* **EXERCISE DATA**
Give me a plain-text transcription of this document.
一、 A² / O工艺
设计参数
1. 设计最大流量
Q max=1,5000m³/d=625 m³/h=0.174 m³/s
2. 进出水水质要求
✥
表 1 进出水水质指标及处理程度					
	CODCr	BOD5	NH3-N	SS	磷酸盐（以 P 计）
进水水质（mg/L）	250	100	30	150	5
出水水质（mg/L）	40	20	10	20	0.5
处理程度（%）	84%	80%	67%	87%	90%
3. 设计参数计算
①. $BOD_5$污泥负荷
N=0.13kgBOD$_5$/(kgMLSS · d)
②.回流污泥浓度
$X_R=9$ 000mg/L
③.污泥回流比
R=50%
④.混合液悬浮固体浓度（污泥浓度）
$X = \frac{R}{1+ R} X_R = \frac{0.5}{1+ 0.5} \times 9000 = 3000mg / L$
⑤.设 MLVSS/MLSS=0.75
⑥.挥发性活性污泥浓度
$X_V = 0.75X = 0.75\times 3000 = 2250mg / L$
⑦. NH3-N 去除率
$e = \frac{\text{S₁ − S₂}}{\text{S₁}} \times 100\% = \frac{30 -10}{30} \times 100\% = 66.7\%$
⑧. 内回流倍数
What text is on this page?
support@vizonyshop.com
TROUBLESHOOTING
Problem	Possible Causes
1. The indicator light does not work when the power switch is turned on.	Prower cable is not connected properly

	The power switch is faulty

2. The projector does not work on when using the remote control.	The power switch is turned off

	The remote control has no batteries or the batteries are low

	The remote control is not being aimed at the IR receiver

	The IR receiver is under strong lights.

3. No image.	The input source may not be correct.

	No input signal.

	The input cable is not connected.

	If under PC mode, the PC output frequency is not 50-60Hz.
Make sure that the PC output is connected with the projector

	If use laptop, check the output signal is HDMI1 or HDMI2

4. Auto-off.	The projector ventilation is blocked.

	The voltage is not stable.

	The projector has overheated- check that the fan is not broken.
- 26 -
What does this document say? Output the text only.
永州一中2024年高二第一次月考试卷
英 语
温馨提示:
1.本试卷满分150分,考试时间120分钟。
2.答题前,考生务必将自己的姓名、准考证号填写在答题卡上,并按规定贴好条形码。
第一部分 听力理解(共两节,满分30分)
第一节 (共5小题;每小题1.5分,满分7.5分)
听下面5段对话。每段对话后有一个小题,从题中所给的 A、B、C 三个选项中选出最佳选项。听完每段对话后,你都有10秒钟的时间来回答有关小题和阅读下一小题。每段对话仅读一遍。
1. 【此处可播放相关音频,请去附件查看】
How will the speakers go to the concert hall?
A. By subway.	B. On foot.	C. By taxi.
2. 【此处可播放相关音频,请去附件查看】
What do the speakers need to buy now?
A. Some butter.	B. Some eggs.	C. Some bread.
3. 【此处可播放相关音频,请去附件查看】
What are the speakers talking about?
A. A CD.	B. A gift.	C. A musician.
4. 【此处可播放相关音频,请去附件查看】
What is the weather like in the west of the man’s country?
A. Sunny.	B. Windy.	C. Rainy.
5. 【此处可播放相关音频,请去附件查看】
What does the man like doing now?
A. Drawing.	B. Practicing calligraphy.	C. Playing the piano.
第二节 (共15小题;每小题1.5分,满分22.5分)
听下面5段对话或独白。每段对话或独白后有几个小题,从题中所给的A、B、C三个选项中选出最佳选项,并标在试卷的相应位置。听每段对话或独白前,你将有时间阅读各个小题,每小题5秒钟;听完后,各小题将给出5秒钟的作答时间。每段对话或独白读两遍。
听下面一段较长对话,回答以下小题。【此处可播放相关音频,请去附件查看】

* **EXERCISE DESCRIPTION**
Filter the records down to the lines that contain the string "switch", and copy those lines.

* **RESULT FOR THIS EXERCISE**
1. The indicator light does not work when the power switch is turned on.	Prower cable is not connected properly
	The power switch is faulty
2. The projector does not work on when using the remote control.	The power switch is turned off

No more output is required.